Short exercise >> Search the listing for the string "bottom" and copy every line that contains it.

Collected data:
----------------

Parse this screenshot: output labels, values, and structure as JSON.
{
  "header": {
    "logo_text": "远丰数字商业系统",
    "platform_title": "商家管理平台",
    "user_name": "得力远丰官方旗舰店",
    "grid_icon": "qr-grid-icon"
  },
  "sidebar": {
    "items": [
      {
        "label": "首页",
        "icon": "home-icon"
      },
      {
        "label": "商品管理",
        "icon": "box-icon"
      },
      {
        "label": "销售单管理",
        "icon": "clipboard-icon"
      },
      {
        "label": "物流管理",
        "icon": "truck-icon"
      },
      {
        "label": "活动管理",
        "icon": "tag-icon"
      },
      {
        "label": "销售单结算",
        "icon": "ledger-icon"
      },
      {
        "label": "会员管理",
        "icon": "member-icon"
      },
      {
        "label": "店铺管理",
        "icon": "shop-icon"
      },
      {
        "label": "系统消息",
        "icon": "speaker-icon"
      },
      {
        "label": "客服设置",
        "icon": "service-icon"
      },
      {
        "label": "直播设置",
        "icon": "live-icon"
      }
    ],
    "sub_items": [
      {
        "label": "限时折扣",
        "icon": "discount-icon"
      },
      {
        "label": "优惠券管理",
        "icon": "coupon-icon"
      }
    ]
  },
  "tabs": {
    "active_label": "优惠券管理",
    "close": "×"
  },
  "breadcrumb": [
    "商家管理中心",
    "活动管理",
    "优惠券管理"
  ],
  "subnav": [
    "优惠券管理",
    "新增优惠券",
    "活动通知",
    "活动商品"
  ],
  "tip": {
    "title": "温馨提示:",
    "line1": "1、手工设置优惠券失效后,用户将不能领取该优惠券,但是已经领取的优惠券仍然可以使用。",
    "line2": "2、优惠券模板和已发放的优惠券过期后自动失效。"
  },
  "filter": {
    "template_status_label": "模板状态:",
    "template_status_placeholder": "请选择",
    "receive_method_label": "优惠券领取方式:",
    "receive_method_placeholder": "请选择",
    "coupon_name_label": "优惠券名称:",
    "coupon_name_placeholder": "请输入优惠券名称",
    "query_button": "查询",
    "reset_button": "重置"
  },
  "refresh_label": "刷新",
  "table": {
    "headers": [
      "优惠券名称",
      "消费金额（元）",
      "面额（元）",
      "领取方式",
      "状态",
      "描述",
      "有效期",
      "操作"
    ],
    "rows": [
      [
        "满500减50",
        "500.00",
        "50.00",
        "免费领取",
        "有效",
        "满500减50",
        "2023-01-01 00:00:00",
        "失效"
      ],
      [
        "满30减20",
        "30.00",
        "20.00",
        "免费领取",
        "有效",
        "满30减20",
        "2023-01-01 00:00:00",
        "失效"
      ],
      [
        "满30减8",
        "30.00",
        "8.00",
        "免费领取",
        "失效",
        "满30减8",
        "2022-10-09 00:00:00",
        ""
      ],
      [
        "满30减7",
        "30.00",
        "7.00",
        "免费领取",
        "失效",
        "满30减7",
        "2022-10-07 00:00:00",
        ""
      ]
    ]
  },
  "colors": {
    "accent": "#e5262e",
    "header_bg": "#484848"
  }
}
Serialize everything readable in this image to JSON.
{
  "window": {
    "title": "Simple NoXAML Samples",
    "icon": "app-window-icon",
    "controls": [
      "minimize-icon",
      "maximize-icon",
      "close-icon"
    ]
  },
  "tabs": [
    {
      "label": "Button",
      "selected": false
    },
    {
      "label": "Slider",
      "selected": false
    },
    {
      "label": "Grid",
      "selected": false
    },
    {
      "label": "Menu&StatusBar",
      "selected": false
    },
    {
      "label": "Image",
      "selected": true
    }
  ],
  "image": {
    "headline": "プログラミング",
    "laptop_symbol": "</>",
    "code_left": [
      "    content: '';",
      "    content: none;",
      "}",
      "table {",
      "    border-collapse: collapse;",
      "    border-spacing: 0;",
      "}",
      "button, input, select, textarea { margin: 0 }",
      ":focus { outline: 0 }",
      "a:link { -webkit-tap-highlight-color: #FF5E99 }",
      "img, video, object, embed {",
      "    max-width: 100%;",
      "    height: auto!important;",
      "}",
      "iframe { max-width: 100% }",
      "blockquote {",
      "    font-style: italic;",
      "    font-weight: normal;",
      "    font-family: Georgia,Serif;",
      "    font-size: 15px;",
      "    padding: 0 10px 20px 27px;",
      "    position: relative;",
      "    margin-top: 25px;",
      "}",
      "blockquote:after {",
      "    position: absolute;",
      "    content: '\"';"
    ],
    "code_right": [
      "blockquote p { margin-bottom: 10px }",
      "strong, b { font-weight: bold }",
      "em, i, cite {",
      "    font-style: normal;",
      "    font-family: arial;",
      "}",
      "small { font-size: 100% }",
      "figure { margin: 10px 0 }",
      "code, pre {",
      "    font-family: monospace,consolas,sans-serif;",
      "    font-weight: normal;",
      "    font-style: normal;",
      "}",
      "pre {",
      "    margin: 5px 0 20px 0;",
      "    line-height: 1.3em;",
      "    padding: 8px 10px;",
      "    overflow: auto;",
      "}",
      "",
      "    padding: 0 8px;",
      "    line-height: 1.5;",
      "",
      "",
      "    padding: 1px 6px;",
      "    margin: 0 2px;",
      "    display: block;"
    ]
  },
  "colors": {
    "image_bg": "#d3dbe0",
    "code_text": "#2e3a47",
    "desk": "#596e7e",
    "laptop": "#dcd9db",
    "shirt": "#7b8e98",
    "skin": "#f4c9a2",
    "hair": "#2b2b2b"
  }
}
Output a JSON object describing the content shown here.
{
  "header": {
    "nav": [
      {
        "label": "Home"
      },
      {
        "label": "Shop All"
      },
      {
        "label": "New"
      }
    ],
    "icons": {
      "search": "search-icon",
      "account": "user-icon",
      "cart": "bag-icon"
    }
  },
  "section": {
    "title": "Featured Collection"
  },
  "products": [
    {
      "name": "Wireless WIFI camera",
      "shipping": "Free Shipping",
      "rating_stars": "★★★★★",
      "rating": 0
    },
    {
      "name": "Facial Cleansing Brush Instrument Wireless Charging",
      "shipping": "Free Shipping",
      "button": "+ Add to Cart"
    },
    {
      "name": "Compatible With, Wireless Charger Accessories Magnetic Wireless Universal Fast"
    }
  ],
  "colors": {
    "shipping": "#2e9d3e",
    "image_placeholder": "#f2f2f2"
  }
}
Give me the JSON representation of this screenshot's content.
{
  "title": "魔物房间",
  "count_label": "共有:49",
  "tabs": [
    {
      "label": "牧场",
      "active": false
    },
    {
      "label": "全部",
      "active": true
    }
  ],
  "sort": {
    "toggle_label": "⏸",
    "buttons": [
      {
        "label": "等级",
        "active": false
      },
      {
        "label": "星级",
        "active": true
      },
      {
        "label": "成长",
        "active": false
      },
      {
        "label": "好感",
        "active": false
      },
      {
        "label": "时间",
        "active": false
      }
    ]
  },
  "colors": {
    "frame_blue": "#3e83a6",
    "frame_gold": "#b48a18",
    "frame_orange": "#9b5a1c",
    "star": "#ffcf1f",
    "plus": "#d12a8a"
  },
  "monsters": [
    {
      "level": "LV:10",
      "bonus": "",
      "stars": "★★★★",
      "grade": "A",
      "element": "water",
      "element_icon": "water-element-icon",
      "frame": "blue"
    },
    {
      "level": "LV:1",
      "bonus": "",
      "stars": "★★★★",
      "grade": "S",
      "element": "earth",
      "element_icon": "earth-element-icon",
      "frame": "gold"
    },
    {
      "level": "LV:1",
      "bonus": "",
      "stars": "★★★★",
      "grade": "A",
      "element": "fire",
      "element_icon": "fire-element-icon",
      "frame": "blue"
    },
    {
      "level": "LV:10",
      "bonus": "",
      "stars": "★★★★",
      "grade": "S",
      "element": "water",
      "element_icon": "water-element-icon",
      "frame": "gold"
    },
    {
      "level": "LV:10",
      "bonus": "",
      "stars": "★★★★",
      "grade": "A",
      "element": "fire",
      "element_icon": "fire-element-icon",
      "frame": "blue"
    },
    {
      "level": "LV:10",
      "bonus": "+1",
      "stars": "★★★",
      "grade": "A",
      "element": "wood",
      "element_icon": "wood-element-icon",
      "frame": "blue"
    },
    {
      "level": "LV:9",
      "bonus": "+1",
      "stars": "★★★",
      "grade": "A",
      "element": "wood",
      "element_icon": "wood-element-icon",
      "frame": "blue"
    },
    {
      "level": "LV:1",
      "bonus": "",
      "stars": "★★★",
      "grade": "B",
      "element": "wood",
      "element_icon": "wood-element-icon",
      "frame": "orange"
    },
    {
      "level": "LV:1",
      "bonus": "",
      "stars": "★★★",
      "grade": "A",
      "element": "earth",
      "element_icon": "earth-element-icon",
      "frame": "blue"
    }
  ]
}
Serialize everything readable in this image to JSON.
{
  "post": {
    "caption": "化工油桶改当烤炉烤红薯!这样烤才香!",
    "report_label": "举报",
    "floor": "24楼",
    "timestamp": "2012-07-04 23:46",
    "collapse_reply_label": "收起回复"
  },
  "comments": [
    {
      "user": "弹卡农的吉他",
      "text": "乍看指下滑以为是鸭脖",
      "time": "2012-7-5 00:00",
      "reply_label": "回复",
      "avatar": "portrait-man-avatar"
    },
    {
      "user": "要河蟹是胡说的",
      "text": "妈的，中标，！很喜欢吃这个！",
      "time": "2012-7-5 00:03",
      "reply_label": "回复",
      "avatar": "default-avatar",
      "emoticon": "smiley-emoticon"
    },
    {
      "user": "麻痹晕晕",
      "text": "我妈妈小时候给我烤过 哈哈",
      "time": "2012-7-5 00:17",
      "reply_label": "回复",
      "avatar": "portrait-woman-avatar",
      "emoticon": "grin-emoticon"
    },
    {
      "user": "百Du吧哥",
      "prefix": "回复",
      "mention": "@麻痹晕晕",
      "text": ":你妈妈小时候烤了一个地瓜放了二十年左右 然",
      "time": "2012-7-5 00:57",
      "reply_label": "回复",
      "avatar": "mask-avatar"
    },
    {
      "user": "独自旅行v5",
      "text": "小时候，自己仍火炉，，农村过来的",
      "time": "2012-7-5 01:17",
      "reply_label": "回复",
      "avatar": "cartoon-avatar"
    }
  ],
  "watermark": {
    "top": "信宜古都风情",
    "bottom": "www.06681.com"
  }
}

----------------

Solution below >>
      "blockquote p { margin-bottom: 10px }",
    "bottom": "www.06681.com"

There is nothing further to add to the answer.